Extracted data entries
※ ※ ※

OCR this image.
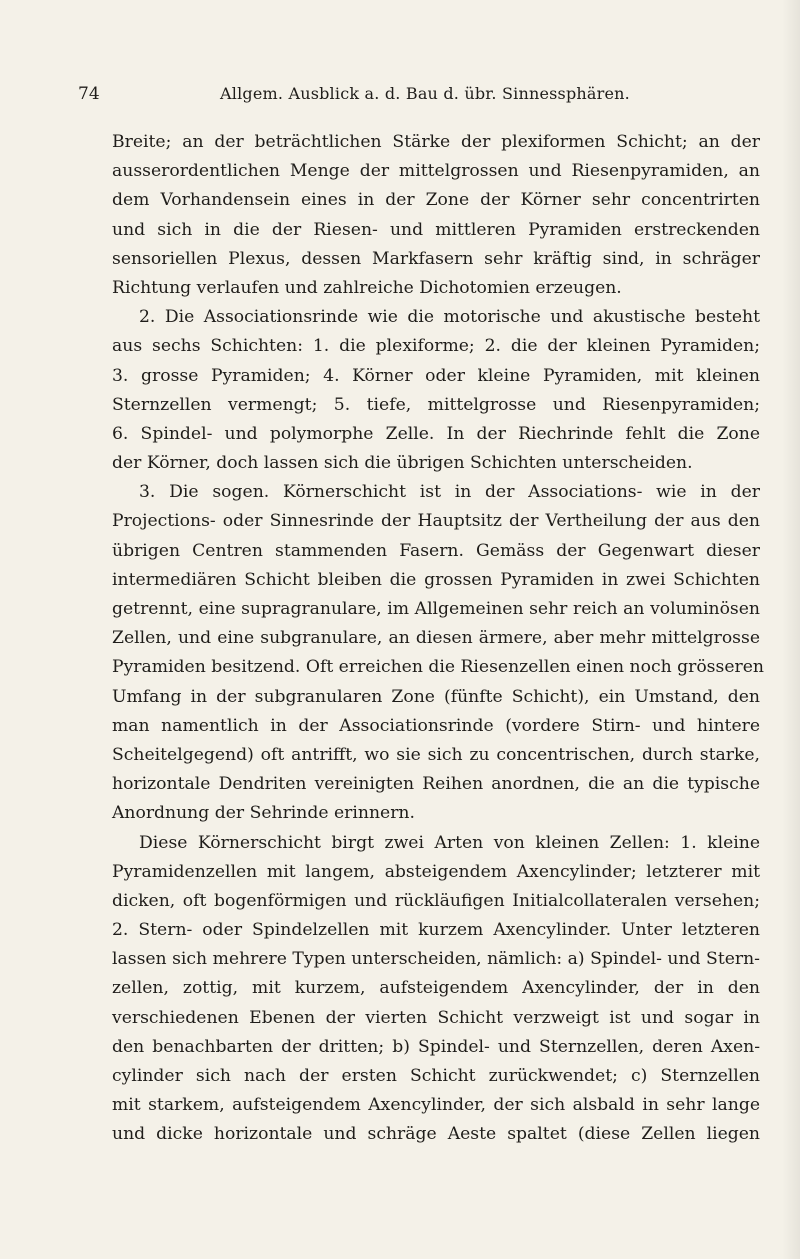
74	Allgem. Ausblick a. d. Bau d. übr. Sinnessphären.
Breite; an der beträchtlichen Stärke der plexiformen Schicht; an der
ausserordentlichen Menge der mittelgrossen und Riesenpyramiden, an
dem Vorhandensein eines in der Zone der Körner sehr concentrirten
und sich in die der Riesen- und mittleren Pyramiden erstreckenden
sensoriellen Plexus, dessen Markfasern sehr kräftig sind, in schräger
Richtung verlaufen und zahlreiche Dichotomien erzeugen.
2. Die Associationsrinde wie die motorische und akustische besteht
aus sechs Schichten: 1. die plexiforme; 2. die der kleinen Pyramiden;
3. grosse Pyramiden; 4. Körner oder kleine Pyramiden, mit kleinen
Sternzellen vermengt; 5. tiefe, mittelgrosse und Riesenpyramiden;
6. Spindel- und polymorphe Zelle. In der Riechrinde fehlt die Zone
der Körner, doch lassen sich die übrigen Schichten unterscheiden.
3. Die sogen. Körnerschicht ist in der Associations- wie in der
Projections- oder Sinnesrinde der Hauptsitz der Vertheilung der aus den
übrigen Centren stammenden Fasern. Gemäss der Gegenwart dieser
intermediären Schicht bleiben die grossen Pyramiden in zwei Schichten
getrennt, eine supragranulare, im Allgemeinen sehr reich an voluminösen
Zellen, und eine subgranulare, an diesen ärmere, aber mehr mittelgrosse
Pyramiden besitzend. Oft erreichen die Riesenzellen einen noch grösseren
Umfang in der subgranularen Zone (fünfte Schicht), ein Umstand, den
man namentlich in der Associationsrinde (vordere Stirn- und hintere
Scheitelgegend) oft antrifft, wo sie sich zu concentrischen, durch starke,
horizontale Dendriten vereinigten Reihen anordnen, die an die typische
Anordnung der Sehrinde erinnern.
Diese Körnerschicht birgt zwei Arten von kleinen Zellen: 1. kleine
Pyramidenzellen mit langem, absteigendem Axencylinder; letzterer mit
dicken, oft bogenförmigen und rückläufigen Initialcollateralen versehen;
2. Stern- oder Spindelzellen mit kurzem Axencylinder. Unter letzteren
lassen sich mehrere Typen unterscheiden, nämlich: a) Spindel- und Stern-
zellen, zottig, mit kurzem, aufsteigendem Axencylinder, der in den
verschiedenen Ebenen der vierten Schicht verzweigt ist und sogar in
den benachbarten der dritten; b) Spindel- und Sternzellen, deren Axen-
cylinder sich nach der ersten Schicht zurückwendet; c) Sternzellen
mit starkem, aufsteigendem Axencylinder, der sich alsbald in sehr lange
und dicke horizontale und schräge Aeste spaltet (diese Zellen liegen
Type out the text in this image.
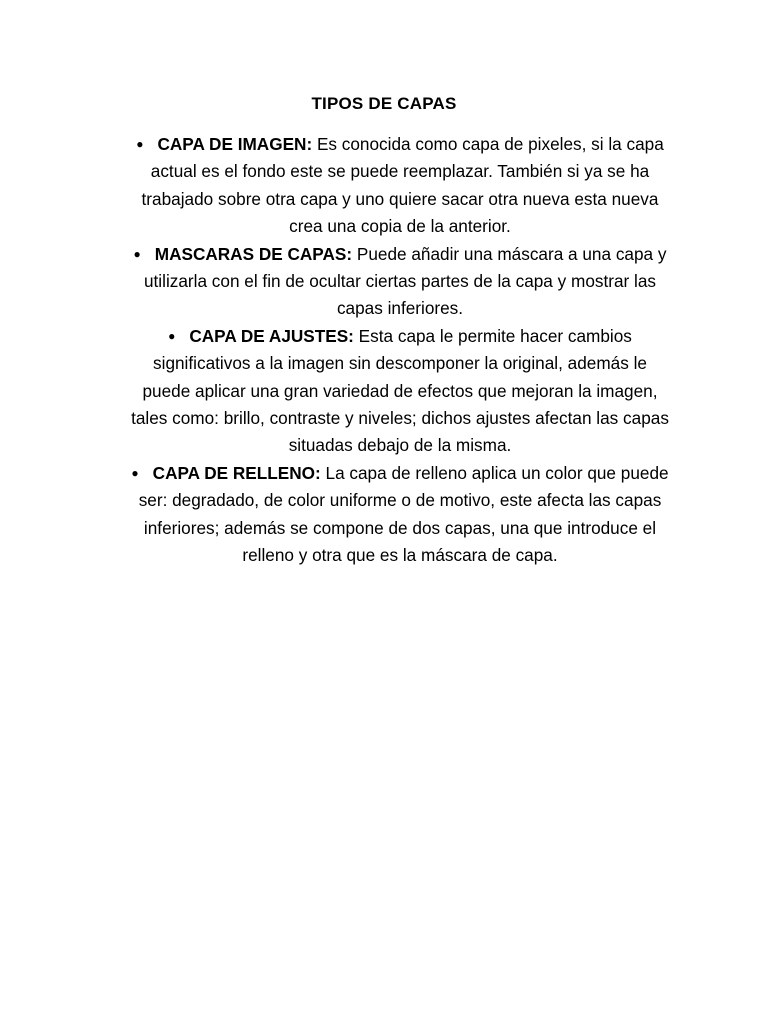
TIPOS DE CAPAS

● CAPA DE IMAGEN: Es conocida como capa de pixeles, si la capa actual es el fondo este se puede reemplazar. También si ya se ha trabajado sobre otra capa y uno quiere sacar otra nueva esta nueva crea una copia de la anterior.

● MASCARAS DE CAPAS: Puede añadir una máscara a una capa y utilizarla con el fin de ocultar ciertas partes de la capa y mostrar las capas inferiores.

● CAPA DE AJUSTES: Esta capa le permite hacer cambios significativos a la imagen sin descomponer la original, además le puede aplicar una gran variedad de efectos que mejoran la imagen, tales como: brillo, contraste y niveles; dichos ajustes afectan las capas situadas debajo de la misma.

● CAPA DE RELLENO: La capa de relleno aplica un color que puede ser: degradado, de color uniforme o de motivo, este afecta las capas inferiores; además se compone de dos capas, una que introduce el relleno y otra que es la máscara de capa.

※ ※ ※

▶ [What the exercise asks]
Make an exact copy of the lines above, starting at the line that contains "Type out the text in this image." and running through the final line of the entries. Omit the pictures.

▶ [Right answer]
Type out the text in this image.
TIPOS DE CAPAS

● CAPA DE IMAGEN: Es conocida como capa de pixeles, si la capa actual es el fondo este se puede reemplazar. También si ya se ha trabajado sobre otra capa y uno quiere sacar otra nueva esta nueva crea una copia de la anterior.

● MASCARAS DE CAPAS: Puede añadir una máscara a una capa y utilizarla con el fin de ocultar ciertas partes de la capa y mostrar las capas inferiores.

● CAPA DE AJUSTES: Esta capa le permite hacer cambios significativos a la imagen sin descomponer la original, además le puede aplicar una gran variedad de efectos que mejoran la imagen, tales como: brillo, contraste y niveles; dichos ajustes afectan las capas situadas debajo de la misma.

● CAPA DE RELLENO: La capa de relleno aplica un color que puede ser: degradado, de color uniforme o de motivo, este afecta las capas inferiores; además se compone de dos capas, una que introduce el relleno y otra que es la máscara de capa.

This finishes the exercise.